OBJECTIVE: Leave out the pictures and reproduce all of the data exactly.

+ + + + +

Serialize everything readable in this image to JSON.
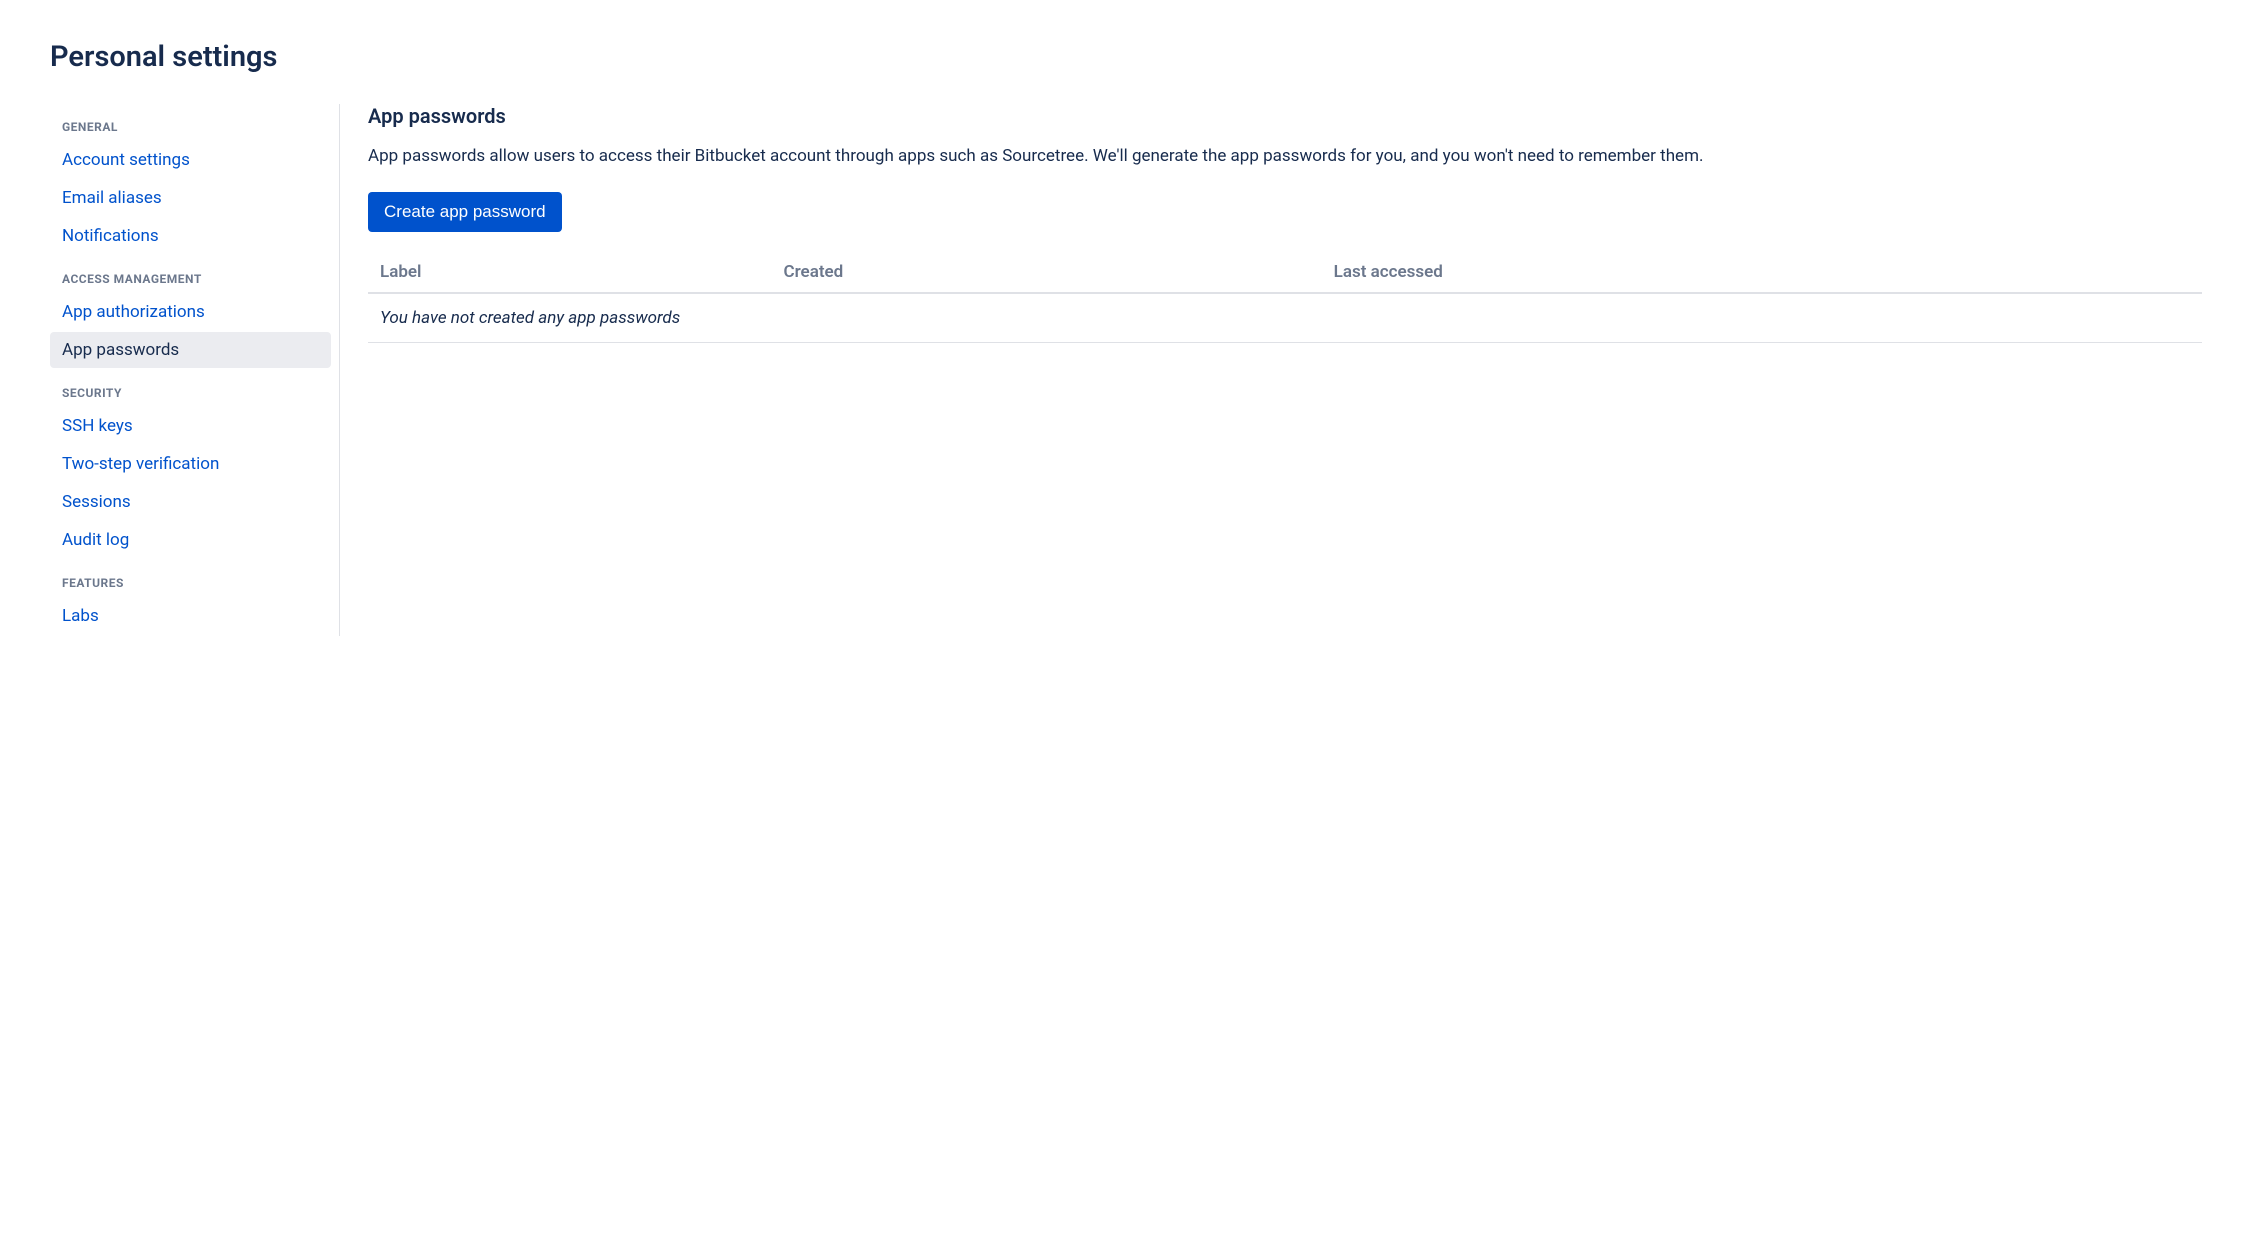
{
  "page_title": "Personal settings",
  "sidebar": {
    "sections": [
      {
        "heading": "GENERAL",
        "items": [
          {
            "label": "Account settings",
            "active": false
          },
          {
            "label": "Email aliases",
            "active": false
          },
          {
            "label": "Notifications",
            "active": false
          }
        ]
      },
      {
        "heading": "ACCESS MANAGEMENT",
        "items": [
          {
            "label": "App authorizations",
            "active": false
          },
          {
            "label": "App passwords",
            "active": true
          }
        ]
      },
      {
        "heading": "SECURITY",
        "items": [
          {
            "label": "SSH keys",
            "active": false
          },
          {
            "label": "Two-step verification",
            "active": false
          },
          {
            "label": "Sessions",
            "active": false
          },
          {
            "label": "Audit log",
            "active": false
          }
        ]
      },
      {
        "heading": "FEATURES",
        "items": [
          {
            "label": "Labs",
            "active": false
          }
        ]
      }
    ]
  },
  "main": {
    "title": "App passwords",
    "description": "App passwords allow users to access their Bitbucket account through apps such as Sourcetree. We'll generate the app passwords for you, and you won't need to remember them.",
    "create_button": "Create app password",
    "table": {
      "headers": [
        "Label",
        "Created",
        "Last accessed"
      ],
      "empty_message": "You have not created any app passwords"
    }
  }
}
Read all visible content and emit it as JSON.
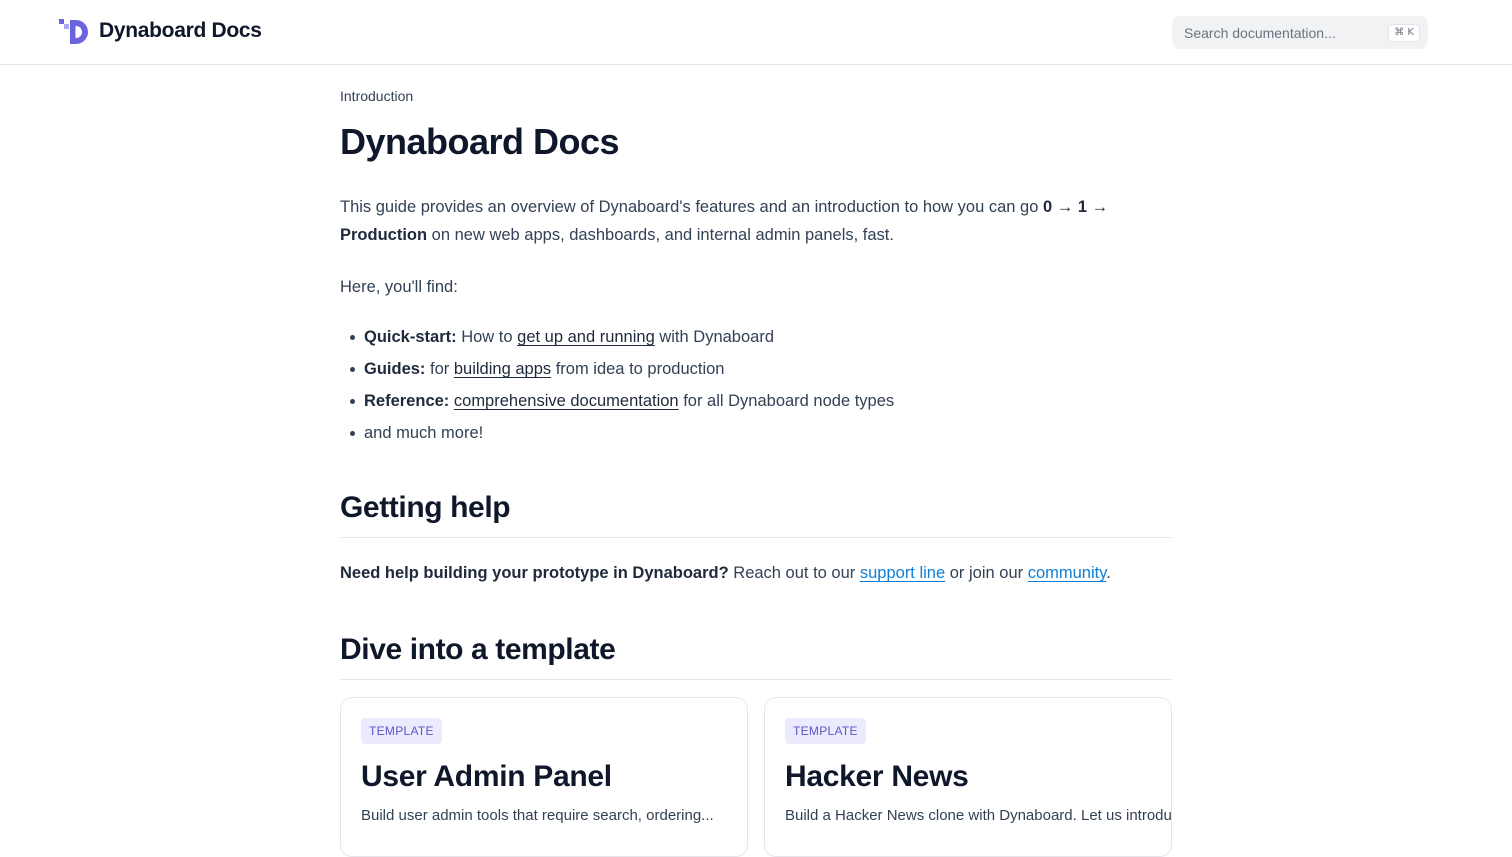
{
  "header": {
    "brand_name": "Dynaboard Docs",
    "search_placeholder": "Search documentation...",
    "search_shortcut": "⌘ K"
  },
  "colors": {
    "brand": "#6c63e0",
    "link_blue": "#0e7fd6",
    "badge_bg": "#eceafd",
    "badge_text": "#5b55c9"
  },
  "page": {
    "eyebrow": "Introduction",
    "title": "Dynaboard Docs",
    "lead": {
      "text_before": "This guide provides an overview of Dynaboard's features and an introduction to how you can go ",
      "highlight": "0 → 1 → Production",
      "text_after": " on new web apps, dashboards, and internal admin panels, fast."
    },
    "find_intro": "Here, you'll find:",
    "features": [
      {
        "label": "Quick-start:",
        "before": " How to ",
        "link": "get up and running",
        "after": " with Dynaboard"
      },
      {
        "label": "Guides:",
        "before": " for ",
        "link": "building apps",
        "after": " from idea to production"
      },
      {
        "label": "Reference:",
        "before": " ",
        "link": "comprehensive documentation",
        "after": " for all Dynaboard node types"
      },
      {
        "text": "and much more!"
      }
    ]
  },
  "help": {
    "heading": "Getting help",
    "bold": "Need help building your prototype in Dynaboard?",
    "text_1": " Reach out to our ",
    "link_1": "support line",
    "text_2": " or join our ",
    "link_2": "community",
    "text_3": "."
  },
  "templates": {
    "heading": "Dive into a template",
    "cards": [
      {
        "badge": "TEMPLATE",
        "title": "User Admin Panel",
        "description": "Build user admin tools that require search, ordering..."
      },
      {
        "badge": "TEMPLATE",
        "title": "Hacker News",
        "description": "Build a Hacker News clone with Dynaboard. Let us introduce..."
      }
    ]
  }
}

+ + + + +

EXERCISE RESPONSE:
Serialize everything readable in this image to JSON.
{
  "page_title": "Personal settings",
  "sidebar": {
    "sections": [
      {
        "heading": "GENERAL",
        "items": [
          {
            "label": "Account settings",
            "active": false
          },
          {
            "label": "Email aliases",
            "active": false
          },
          {
            "label": "Notifications",
            "active": false
          }
        ]
      },
      {
        "heading": "ACCESS MANAGEMENT",
        "items": [
          {
            "label": "App authorizations",
            "active": false
          },
          {
            "label": "App passwords",
            "active": true
          }
        ]
      },
      {
        "heading": "SECURITY",
        "items": [
          {
            "label": "SSH keys",
            "active": false
          },
          {
            "label": "Two-step verification",
            "active": false
          },
          {
            "label": "Sessions",
            "active": false
          },
          {
            "label": "Audit log",
            "active": false
          }
        ]
      },
      {
        "heading": "FEATURES",
        "items": [
          {
            "label": "Labs",
            "active": false
          }
        ]
      }
    ]
  },
  "main": {
    "title": "App passwords",
    "description": "App passwords allow users to access their Bitbucket account through apps such as Sourcetree. We'll generate the app passwords for you, and you won't need to remember them.",
    "create_button": "Create app password",
    "table": {
      "headers": [
        "Label",
        "Created",
        "Last accessed"
      ],
      "empty_message": "You have not created any app passwords"
    }
  }
}
Read all visible content and emit it as JSON.
{
  "header": {
    "brand_name": "Dynaboard Docs",
    "search_placeholder": "Search documentation...",
    "search_shortcut": "⌘ K"
  },
  "colors": {
    "brand": "#6c63e0",
    "link_blue": "#0e7fd6",
    "badge_bg": "#eceafd",
    "badge_text": "#5b55c9"
  },
  "page": {
    "eyebrow": "Introduction",
    "title": "Dynaboard Docs",
    "lead": {
      "text_before": "This guide provides an overview of Dynaboard's features and an introduction to how you can go ",
      "highlight": "0 → 1 → Production",
      "text_after": " on new web apps, dashboards, and internal admin panels, fast."
    },
    "find_intro": "Here, you'll find:",
    "features": [
      {
        "label": "Quick-start:",
        "before": " How to ",
        "link": "get up and running",
        "after": " with Dynaboard"
      },
      {
        "label": "Guides:",
        "before": " for ",
        "link": "building apps",
        "after": " from idea to production"
      },
      {
        "label": "Reference:",
        "before": " ",
        "link": "comprehensive documentation",
        "after": " for all Dynaboard node types"
      },
      {
        "text": "and much more!"
      }
    ]
  },
  "help": {
    "heading": "Getting help",
    "bold": "Need help building your prototype in Dynaboard?",
    "text_1": " Reach out to our ",
    "link_1": "support line",
    "text_2": " or join our ",
    "link_2": "community",
    "text_3": "."
  },
  "templates": {
    "heading": "Dive into a template",
    "cards": [
      {
        "badge": "TEMPLATE",
        "title": "User Admin Panel",
        "description": "Build user admin tools that require search, ordering..."
      },
      {
        "badge": "TEMPLATE",
        "title": "Hacker News",
        "description": "Build a Hacker News clone with Dynaboard. Let us introduce..."
      }
    ]
  }
}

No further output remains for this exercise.